**** PROVIDED RECORDS ****
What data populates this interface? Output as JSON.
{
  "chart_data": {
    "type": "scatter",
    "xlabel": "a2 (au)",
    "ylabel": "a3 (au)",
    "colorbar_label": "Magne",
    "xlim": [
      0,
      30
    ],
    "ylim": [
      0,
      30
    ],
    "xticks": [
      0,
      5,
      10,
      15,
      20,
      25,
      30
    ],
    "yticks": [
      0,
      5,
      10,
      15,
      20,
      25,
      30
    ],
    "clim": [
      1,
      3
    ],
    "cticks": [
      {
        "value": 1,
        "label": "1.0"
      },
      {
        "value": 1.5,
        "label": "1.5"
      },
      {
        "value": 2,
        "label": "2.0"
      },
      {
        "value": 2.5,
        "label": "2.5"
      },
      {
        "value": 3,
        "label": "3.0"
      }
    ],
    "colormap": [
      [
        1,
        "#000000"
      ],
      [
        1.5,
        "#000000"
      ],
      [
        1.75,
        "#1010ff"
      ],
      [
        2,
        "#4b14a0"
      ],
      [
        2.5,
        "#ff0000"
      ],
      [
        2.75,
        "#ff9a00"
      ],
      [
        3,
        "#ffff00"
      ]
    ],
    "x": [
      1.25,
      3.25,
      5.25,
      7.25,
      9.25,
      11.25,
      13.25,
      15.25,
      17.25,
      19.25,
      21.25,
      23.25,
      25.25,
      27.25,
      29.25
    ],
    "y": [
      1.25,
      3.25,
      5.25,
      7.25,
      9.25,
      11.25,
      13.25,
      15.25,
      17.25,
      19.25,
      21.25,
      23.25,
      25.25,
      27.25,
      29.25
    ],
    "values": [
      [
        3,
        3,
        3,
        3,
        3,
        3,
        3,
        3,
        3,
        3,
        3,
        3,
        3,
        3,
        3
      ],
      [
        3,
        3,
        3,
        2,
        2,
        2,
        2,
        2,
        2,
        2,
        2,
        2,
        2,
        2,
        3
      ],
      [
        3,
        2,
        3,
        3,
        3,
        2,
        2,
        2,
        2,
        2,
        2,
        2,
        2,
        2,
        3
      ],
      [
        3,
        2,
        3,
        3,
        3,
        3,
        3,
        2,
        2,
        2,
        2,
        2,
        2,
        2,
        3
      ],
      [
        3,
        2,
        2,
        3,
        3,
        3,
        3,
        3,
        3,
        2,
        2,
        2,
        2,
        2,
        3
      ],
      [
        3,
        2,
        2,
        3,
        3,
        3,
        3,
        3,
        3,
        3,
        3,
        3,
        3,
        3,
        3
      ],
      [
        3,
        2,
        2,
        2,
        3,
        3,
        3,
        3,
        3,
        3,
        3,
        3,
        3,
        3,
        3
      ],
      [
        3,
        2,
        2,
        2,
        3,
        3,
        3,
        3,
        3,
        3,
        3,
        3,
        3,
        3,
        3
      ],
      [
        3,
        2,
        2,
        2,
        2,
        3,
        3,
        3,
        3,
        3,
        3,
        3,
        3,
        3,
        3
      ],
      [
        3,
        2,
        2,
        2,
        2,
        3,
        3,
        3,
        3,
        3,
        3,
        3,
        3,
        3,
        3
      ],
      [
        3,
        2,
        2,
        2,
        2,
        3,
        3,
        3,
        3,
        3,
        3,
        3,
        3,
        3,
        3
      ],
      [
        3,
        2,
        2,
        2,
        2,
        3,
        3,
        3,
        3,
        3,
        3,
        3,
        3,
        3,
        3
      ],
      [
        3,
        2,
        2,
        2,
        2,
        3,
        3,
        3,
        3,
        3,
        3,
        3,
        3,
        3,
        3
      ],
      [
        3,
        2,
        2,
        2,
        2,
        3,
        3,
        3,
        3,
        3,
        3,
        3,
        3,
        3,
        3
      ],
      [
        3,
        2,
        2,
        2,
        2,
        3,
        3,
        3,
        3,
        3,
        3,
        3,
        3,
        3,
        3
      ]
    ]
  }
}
****
Transcribe every entry exactly, omitting nothing.

▶ [OUTPUT]:
What data populates this interface? Output as JSON.
{
  "chart_data": {
    "type": "scatter",
    "xlabel": "a2 (au)",
    "ylabel": "a3 (au)",
    "colorbar_label": "Magne",
    "xlim": [
      0,
      30
    ],
    "ylim": [
      0,
      30
    ],
    "xticks": [
      0,
      5,
      10,
      15,
      20,
      25,
      30
    ],
    "yticks": [
      0,
      5,
      10,
      15,
      20,
      25,
      30
    ],
    "clim": [
      1,
      3
    ],
    "cticks": [
      {
        "value": 1,
        "label": "1.0"
      },
      {
        "value": 1.5,
        "label": "1.5"
      },
      {
        "value": 2,
        "label": "2.0"
      },
      {
        "value": 2.5,
        "label": "2.5"
      },
      {
        "value": 3,
        "label": "3.0"
      }
    ],
    "colormap": [
      [
        1,
        "#000000"
      ],
      [
        1.5,
        "#000000"
      ],
      [
        1.75,
        "#1010ff"
      ],
      [
        2,
        "#4b14a0"
      ],
      [
        2.5,
        "#ff0000"
      ],
      [
        2.75,
        "#ff9a00"
      ],
      [
        3,
        "#ffff00"
      ]
    ],
    "x": [
      1.25,
      3.25,
      5.25,
      7.25,
      9.25,
      11.25,
      13.25,
      15.25,
      17.25,
      19.25,
      21.25,
      23.25,
      25.25,
      27.25,
      29.25
    ],
    "y": [
      1.25,
      3.25,
      5.25,
      7.25,
      9.25,
      11.25,
      13.25,
      15.25,
      17.25,
      19.25,
      21.25,
      23.25,
      25.25,
      27.25,
      29.25
    ],
    "values": [
      [
        3,
        3,
        3,
        3,
        3,
        3,
        3,
        3,
        3,
        3,
        3,
        3,
        3,
        3,
        3
      ],
      [
        3,
        3,
        3,
        2,
        2,
        2,
        2,
        2,
        2,
        2,
        2,
        2,
        2,
        2,
        3
      ],
      [
        3,
        2,
        3,
        3,
        3,
        2,
        2,
        2,
        2,
        2,
        2,
        2,
        2,
        2,
        3
      ],
      [
        3,
        2,
        3,
        3,
        3,
        3,
        3,
        2,
        2,
        2,
        2,
        2,
        2,
        2,
        3
      ],
      [
        3,
        2,
        2,
        3,
        3,
        3,
        3,
        3,
        3,
        2,
        2,
        2,
        2,
        2,
        3
      ],
      [
        3,
        2,
        2,
        3,
        3,
        3,
        3,
        3,
        3,
        3,
        3,
        3,
        3,
        3,
        3
      ],
      [
        3,
        2,
        2,
        2,
        3,
        3,
        3,
        3,
        3,
        3,
        3,
        3,
        3,
        3,
        3
      ],
      [
        3,
        2,
        2,
        2,
        3,
        3,
        3,
        3,
        3,
        3,
        3,
        3,
        3,
        3,
        3
      ],
      [
        3,
        2,
        2,
        2,
        2,
        3,
        3,
        3,
        3,
        3,
        3,
        3,
        3,
        3,
        3
      ],
      [
        3,
        2,
        2,
        2,
        2,
        3,
        3,
        3,
        3,
        3,
        3,
        3,
        3,
        3,
        3
      ],
      [
        3,
        2,
        2,
        2,
        2,
        3,
        3,
        3,
        3,
        3,
        3,
        3,
        3,
        3,
        3
      ],
      [
        3,
        2,
        2,
        2,
        2,
        3,
        3,
        3,
        3,
        3,
        3,
        3,
        3,
        3,
        3
      ],
      [
        3,
        2,
        2,
        2,
        2,
        3,
        3,
        3,
        3,
        3,
        3,
        3,
        3,
        3,
        3
      ],
      [
        3,
        2,
        2,
        2,
        2,
        3,
        3,
        3,
        3,
        3,
        3,
        3,
        3,
        3,
        3
      ],
      [
        3,
        2,
        2,
        2,
        2,
        3,
        3,
        3,
        3,
        3,
        3,
        3,
        3,
        3,
        3
      ]
    ]
  }
}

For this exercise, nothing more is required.